### Work to complete
Look for "organisateurs" in the listing below. Gather each line that contains it.
***** Records provided
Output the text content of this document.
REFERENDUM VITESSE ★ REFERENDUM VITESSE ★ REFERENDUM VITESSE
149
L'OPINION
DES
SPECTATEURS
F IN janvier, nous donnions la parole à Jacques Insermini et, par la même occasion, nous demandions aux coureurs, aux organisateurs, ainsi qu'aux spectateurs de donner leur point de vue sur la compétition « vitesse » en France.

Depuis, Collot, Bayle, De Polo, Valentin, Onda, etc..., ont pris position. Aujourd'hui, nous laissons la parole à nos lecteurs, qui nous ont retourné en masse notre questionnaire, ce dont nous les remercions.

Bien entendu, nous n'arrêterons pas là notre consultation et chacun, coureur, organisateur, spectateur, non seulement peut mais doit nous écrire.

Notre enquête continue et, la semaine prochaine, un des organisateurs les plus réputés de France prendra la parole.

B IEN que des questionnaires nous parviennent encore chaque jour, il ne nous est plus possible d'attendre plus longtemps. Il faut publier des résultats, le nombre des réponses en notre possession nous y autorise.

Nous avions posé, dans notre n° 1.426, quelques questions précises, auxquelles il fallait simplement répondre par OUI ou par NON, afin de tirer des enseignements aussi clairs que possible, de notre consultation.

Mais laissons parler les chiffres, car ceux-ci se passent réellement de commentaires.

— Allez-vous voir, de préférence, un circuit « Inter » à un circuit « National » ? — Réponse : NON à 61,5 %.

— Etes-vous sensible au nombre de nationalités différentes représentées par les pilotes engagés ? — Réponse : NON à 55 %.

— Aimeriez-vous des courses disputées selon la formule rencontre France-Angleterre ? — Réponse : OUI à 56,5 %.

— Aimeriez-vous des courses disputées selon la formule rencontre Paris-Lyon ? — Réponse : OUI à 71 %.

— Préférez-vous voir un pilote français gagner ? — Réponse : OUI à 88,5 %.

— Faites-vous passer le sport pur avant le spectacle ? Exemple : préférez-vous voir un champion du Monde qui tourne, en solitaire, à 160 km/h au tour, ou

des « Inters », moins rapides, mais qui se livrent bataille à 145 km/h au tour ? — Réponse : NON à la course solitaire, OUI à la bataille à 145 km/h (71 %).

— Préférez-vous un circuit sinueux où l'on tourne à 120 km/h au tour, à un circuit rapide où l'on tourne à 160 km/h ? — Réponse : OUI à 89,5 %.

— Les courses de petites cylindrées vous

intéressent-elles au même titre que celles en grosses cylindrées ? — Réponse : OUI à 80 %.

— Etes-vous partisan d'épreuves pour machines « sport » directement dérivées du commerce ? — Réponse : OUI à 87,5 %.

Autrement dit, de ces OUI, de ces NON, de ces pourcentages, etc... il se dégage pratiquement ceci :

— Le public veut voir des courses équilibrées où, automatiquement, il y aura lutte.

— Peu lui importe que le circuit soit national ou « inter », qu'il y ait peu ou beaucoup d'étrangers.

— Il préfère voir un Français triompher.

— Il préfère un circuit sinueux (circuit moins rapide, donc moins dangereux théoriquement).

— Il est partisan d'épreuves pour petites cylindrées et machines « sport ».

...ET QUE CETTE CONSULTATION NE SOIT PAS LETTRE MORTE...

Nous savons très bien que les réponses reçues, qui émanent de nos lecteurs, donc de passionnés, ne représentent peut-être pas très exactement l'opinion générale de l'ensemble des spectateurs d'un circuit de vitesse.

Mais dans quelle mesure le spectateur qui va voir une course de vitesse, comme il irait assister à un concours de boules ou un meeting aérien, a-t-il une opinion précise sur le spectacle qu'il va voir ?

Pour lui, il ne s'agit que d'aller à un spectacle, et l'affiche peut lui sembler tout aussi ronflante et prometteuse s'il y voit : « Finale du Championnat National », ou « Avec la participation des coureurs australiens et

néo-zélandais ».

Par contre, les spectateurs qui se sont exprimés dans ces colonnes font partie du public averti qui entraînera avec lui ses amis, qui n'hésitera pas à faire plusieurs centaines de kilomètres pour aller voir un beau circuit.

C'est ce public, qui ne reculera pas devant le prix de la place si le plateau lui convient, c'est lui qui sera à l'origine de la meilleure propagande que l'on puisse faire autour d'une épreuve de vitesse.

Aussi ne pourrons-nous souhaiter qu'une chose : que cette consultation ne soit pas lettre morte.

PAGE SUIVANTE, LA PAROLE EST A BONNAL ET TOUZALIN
**********
### Output for this task
F IN janvier, nous donnions la parole à Jacques Insermini et, par la même occasion, nous demandions aux coureurs, aux organisateurs, ainsi qu'aux spectateurs de donner leur point de vue sur la compétition « vitesse » en France.
Notre enquête continue et, la semaine prochaine, un des organisateurs les plus réputés de France prendra la parole.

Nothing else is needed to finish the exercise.